**Goal**
Copy out every record below with complete accuracy.

• • • •

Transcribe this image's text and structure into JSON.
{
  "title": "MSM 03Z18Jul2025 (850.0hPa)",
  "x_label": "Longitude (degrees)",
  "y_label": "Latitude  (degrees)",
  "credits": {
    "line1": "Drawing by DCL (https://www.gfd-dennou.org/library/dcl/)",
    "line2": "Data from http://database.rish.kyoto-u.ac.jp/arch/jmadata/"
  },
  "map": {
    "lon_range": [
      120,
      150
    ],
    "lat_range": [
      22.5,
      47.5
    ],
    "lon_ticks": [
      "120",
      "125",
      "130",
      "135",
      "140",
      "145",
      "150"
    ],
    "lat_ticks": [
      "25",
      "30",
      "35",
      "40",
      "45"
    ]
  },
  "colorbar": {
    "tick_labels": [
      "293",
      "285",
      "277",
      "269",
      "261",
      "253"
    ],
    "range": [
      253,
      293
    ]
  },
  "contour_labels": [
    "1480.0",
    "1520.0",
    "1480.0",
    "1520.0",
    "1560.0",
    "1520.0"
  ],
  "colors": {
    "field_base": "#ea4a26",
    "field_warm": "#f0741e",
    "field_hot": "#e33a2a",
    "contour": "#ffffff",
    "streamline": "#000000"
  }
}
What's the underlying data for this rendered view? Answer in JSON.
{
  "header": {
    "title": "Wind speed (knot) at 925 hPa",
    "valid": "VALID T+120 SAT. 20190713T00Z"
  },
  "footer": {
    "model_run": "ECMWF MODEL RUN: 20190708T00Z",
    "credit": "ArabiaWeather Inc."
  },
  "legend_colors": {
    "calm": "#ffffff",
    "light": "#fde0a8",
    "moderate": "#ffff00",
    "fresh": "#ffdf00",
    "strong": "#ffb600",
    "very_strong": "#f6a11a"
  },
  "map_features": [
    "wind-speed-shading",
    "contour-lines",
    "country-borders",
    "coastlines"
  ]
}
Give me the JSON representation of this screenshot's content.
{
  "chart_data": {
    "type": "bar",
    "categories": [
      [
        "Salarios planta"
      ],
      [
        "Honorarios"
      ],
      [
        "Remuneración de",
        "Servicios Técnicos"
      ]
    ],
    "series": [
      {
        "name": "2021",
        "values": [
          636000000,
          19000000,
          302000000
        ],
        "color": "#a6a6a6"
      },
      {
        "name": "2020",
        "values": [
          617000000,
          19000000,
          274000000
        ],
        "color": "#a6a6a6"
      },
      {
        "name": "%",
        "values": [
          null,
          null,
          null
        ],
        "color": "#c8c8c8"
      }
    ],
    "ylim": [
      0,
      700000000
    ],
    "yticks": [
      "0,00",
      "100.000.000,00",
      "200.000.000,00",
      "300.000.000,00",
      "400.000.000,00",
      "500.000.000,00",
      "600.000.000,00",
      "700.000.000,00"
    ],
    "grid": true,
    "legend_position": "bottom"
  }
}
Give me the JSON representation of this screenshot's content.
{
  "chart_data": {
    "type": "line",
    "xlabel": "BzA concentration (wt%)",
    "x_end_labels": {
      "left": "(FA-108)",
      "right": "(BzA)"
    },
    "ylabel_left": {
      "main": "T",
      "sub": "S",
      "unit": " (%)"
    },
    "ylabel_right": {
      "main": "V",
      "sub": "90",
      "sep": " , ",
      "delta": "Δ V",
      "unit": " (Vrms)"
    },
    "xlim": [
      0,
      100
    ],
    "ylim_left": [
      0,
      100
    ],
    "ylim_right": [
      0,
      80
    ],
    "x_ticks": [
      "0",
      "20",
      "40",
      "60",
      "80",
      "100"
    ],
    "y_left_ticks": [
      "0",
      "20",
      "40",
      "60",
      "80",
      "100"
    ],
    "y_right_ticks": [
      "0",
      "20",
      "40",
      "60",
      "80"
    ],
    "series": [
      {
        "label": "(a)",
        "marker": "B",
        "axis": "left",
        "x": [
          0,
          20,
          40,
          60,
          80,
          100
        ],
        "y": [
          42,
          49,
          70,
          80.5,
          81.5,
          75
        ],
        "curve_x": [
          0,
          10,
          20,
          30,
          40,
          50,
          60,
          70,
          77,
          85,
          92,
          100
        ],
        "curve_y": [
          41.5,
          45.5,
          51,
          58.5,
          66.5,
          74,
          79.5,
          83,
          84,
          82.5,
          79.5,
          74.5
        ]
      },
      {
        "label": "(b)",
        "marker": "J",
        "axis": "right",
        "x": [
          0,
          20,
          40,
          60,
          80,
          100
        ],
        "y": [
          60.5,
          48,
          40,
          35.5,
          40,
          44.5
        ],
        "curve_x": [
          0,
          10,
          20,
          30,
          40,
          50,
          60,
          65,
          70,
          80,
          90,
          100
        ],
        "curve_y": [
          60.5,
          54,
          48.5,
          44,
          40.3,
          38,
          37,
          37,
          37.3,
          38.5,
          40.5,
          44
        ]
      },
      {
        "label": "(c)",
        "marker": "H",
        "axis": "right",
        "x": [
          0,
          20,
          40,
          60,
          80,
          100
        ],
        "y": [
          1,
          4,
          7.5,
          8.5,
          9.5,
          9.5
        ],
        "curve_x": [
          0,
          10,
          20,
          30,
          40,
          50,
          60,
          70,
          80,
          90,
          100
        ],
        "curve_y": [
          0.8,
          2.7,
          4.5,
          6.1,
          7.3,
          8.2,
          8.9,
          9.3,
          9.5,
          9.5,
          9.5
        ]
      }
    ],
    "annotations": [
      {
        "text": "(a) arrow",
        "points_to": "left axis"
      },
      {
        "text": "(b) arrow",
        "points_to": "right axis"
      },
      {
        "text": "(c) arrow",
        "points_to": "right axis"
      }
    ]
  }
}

• • • •

**Exercise output**
Transcribe this image's text and structure into JSON.
{
  "title": "MSM 03Z18Jul2025 (850.0hPa)",
  "x_label": "Longitude (degrees)",
  "y_label": "Latitude  (degrees)",
  "credits": {
    "line1": "Drawing by DCL (https://www.gfd-dennou.org/library/dcl/)",
    "line2": "Data from http://database.rish.kyoto-u.ac.jp/arch/jmadata/"
  },
  "map": {
    "lon_range": [
      120,
      150
    ],
    "lat_range": [
      22.5,
      47.5
    ],
    "lon_ticks": [
      "120",
      "125",
      "130",
      "135",
      "140",
      "145",
      "150"
    ],
    "lat_ticks": [
      "25",
      "30",
      "35",
      "40",
      "45"
    ]
  },
  "colorbar": {
    "tick_labels": [
      "293",
      "285",
      "277",
      "269",
      "261",
      "253"
    ],
    "range": [
      253,
      293
    ]
  },
  "contour_labels": [
    "1480.0",
    "1520.0",
    "1480.0",
    "1520.0",
    "1560.0",
    "1520.0"
  ],
  "colors": {
    "field_base": "#ea4a26",
    "field_warm": "#f0741e",
    "field_hot": "#e33a2a",
    "contour": "#ffffff",
    "streamline": "#000000"
  }
}
What's the underlying data for this rendered view? Answer in JSON.
{
  "header": {
    "title": "Wind speed (knot) at 925 hPa",
    "valid": "VALID T+120 SAT. 20190713T00Z"
  },
  "footer": {
    "model_run": "ECMWF MODEL RUN: 20190708T00Z",
    "credit": "ArabiaWeather Inc."
  },
  "legend_colors": {
    "calm": "#ffffff",
    "light": "#fde0a8",
    "moderate": "#ffff00",
    "fresh": "#ffdf00",
    "strong": "#ffb600",
    "very_strong": "#f6a11a"
  },
  "map_features": [
    "wind-speed-shading",
    "contour-lines",
    "country-borders",
    "coastlines"
  ]
}
Give me the JSON representation of this screenshot's content.
{
  "chart_data": {
    "type": "bar",
    "categories": [
      [
        "Salarios planta"
      ],
      [
        "Honorarios"
      ],
      [
        "Remuneración de",
        "Servicios Técnicos"
      ]
    ],
    "series": [
      {
        "name": "2021",
        "values": [
          636000000,
          19000000,
          302000000
        ],
        "color": "#a6a6a6"
      },
      {
        "name": "2020",
        "values": [
          617000000,
          19000000,
          274000000
        ],
        "color": "#a6a6a6"
      },
      {
        "name": "%",
        "values": [
          null,
          null,
          null
        ],
        "color": "#c8c8c8"
      }
    ],
    "ylim": [
      0,
      700000000
    ],
    "yticks": [
      "0,00",
      "100.000.000,00",
      "200.000.000,00",
      "300.000.000,00",
      "400.000.000,00",
      "500.000.000,00",
      "600.000.000,00",
      "700.000.000,00"
    ],
    "grid": true,
    "legend_position": "bottom"
  }
}
Give me the JSON representation of this screenshot's content.
{
  "chart_data": {
    "type": "line",
    "xlabel": "BzA concentration (wt%)",
    "x_end_labels": {
      "left": "(FA-108)",
      "right": "(BzA)"
    },
    "ylabel_left": {
      "main": "T",
      "sub": "S",
      "unit": " (%)"
    },
    "ylabel_right": {
      "main": "V",
      "sub": "90",
      "sep": " , ",
      "delta": "Δ V",
      "unit": " (Vrms)"
    },
    "xlim": [
      0,
      100
    ],
    "ylim_left": [
      0,
      100
    ],
    "ylim_right": [
      0,
      80
    ],
    "x_ticks": [
      "0",
      "20",
      "40",
      "60",
      "80",
      "100"
    ],
    "y_left_ticks": [
      "0",
      "20",
      "40",
      "60",
      "80",
      "100"
    ],
    "y_right_ticks": [
      "0",
      "20",
      "40",
      "60",
      "80"
    ],
    "series": [
      {
        "label": "(a)",
        "marker": "B",
        "axis": "left",
        "x": [
          0,
          20,
          40,
          60,
          80,
          100
        ],
        "y": [
          42,
          49,
          70,
          80.5,
          81.5,
          75
        ],
        "curve_x": [
          0,
          10,
          20,
          30,
          40,
          50,
          60,
          70,
          77,
          85,
          92,
          100
        ],
        "curve_y": [
          41.5,
          45.5,
          51,
          58.5,
          66.5,
          74,
          79.5,
          83,
          84,
          82.5,
          79.5,
          74.5
        ]
      },
      {
        "label": "(b)",
        "marker": "J",
        "axis": "right",
        "x": [
          0,
          20,
          40,
          60,
          80,
          100
        ],
        "y": [
          60.5,
          48,
          40,
          35.5,
          40,
          44.5
        ],
        "curve_x": [
          0,
          10,
          20,
          30,
          40,
          50,
          60,
          65,
          70,
          80,
          90,
          100
        ],
        "curve_y": [
          60.5,
          54,
          48.5,
          44,
          40.3,
          38,
          37,
          37,
          37.3,
          38.5,
          40.5,
          44
        ]
      },
      {
        "label": "(c)",
        "marker": "H",
        "axis": "right",
        "x": [
          0,
          20,
          40,
          60,
          80,
          100
        ],
        "y": [
          1,
          4,
          7.5,
          8.5,
          9.5,
          9.5
        ],
        "curve_x": [
          0,
          10,
          20,
          30,
          40,
          50,
          60,
          70,
          80,
          90,
          100
        ],
        "curve_y": [
          0.8,
          2.7,
          4.5,
          6.1,
          7.3,
          8.2,
          8.9,
          9.3,
          9.5,
          9.5,
          9.5
        ]
      }
    ],
    "annotations": [
      {
        "text": "(a) arrow",
        "points_to": "left axis"
      },
      {
        "text": "(b) arrow",
        "points_to": "right axis"
      },
      {
        "text": "(c) arrow",
        "points_to": "right axis"
      }
    ]
  }
}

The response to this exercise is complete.